◆ **Records from a dataset**
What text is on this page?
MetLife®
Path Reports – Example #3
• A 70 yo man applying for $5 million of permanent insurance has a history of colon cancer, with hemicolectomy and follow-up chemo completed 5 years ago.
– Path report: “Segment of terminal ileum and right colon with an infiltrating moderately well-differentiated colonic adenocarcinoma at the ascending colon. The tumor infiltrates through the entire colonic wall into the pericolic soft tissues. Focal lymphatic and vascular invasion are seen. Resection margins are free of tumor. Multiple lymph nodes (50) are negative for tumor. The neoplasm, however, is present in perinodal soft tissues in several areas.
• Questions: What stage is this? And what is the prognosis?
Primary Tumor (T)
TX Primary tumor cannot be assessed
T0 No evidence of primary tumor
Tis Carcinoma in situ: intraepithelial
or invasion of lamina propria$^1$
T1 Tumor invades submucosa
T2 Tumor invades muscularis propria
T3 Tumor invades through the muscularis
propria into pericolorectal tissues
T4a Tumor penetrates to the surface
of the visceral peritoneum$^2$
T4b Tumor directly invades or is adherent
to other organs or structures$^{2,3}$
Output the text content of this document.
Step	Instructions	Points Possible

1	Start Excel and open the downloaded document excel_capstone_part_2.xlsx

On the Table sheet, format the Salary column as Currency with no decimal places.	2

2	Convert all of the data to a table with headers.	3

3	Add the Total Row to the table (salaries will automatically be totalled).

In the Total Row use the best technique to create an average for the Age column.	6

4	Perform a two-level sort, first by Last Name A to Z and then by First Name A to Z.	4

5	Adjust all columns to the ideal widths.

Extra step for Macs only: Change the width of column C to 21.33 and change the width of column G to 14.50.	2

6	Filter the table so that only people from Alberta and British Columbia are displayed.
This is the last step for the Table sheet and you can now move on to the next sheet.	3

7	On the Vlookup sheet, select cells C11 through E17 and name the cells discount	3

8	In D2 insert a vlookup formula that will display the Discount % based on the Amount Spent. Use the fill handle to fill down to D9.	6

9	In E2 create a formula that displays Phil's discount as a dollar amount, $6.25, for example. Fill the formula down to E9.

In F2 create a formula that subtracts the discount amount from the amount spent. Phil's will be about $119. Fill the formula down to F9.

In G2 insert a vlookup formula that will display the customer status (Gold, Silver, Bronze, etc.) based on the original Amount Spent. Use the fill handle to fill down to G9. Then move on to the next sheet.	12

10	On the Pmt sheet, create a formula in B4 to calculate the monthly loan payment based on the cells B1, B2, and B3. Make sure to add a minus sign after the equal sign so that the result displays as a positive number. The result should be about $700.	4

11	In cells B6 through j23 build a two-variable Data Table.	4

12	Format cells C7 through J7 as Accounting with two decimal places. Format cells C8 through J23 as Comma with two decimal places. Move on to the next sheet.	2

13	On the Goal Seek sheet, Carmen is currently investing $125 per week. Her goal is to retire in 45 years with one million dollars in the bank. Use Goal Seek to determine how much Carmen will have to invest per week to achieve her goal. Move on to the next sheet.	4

◆ **TASK STATEMENT**
Write out each record again, keeping every word as it is.

◆ **ANSWER TO THIS TASK**
What text is on this page?
MetLife®
Path Reports – Example #3
• A 70 yo man applying for $5 million of permanent insurance has a history of colon cancer, with hemicolectomy and follow-up chemo completed 5 years ago.
– Path report: “Segment of terminal ileum and right colon with an infiltrating moderately well-differentiated colonic adenocarcinoma at the ascending colon. The tumor infiltrates through the entire colonic wall into the pericolic soft tissues. Focal lymphatic and vascular invasion are seen. Resection margins are free of tumor. Multiple lymph nodes (50) are negative for tumor. The neoplasm, however, is present in perinodal soft tissues in several areas.
• Questions: What stage is this? And what is the prognosis?
Primary Tumor (T)
TX Primary tumor cannot be assessed
T0 No evidence of primary tumor
Tis Carcinoma in situ: intraepithelial
or invasion of lamina propria$^1$
T1 Tumor invades submucosa
T2 Tumor invades muscularis propria
T3 Tumor invades through the muscularis
propria into pericolorectal tissues
T4a Tumor penetrates to the surface
of the visceral peritoneum$^2$
T4b Tumor directly invades or is adherent
to other organs or structures$^{2,3}$
Output the text content of this document.
Step	Instructions	Points Possible

1	Start Excel and open the downloaded document excel_capstone_part_2.xlsx

On the Table sheet, format the Salary column as Currency with no decimal places.	2

2	Convert all of the data to a table with headers.	3

3	Add the Total Row to the table (salaries will automatically be totalled).

In the Total Row use the best technique to create an average for the Age column.	6

4	Perform a two-level sort, first by Last Name A to Z and then by First Name A to Z.	4

5	Adjust all columns to the ideal widths.

Extra step for Macs only: Change the width of column C to 21.33 and change the width of column G to 14.50.	2

6	Filter the table so that only people from Alberta and British Columbia are displayed.
This is the last step for the Table sheet and you can now move on to the next sheet.	3

7	On the Vlookup sheet, select cells C11 through E17 and name the cells discount	3

8	In D2 insert a vlookup formula that will display the Discount % based on the Amount Spent. Use the fill handle to fill down to D9.	6

9	In E2 create a formula that displays Phil's discount as a dollar amount, $6.25, for example. Fill the formula down to E9.

In F2 create a formula that subtracts the discount amount from the amount spent. Phil's will be about $119. Fill the formula down to F9.

In G2 insert a vlookup formula that will display the customer status (Gold, Silver, Bronze, etc.) based on the original Amount Spent. Use the fill handle to fill down to G9. Then move on to the next sheet.	12

10	On the Pmt sheet, create a formula in B4 to calculate the monthly loan payment based on the cells B1, B2, and B3. Make sure to add a minus sign after the equal sign so that the result displays as a positive number. The result should be about $700.	4

11	In cells B6 through j23 build a two-variable Data Table.	4

12	Format cells C7 through J7 as Accounting with two decimal places. Format cells C8 through J23 as Comma with two decimal places. Move on to the next sheet.	2

13	On the Goal Seek sheet, Carmen is currently investing $125 per week. Her goal is to retire in 45 years with one million dollars in the bank. Use Goal Seek to determine how much Carmen will have to invest per week to achieve her goal. Move on to the next sheet.	4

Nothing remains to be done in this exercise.